**STATED PROBLEM**
Pull out each line of the records holding the string "spanning".

····················

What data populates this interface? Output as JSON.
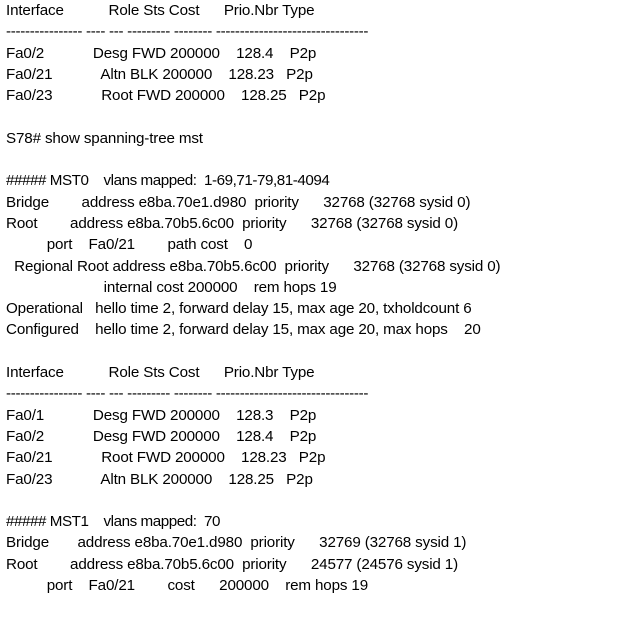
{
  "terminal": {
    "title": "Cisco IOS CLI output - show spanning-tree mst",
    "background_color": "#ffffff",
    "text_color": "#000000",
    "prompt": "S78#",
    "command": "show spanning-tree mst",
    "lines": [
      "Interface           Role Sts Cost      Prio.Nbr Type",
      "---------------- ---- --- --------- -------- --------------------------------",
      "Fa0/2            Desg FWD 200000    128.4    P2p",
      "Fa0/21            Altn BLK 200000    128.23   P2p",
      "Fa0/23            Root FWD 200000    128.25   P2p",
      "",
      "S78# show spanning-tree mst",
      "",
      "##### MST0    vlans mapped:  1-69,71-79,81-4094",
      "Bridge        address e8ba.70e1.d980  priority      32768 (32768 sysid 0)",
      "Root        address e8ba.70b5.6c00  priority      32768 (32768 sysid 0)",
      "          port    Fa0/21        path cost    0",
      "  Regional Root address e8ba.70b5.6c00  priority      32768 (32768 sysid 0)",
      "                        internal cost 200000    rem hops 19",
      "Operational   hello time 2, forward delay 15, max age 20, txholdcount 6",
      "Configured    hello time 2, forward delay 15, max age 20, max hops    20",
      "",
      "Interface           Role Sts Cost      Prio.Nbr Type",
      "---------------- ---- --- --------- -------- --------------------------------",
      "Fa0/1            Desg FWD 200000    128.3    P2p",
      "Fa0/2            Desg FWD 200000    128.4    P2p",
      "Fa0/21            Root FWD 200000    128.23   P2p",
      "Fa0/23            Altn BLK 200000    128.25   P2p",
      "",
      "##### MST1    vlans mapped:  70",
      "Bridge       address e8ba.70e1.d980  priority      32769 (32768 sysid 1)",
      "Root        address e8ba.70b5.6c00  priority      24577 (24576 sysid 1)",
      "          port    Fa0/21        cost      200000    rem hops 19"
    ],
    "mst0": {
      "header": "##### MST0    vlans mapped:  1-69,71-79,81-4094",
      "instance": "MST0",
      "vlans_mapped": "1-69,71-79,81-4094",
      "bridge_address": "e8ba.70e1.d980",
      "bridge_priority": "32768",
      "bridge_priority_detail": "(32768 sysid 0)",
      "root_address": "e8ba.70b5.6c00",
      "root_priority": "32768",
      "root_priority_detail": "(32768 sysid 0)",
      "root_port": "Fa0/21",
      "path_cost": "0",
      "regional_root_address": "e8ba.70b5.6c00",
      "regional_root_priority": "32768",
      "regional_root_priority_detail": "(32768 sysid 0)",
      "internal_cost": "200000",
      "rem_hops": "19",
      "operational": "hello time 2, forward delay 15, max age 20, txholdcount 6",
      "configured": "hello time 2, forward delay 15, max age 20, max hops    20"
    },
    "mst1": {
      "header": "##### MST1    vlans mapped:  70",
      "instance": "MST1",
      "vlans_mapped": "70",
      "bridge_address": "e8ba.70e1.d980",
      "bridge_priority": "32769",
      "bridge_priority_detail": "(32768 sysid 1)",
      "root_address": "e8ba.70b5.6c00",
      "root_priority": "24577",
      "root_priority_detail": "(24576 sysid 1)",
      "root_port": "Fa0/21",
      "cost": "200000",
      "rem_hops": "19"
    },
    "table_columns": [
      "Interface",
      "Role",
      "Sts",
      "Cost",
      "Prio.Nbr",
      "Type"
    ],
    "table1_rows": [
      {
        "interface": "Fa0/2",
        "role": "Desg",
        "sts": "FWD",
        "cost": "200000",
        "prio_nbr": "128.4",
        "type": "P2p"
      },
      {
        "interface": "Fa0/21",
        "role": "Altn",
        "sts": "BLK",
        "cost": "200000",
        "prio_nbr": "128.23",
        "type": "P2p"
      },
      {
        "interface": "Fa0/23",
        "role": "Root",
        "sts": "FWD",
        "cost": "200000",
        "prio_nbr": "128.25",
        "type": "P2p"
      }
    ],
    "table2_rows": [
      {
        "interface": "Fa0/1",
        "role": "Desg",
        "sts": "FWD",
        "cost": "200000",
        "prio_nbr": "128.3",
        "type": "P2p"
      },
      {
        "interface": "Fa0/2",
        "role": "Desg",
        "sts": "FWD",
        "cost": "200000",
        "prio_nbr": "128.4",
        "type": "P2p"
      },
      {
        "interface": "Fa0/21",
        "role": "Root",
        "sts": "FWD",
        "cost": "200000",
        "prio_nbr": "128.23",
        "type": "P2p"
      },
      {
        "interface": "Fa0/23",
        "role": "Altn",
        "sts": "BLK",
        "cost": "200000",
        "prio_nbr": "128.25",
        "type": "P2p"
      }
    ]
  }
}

····················

**FINISHED TASK**
    "title": "Cisco IOS CLI output - show spanning-tree mst",
    "command": "show spanning-tree mst",
      "S78# show spanning-tree mst",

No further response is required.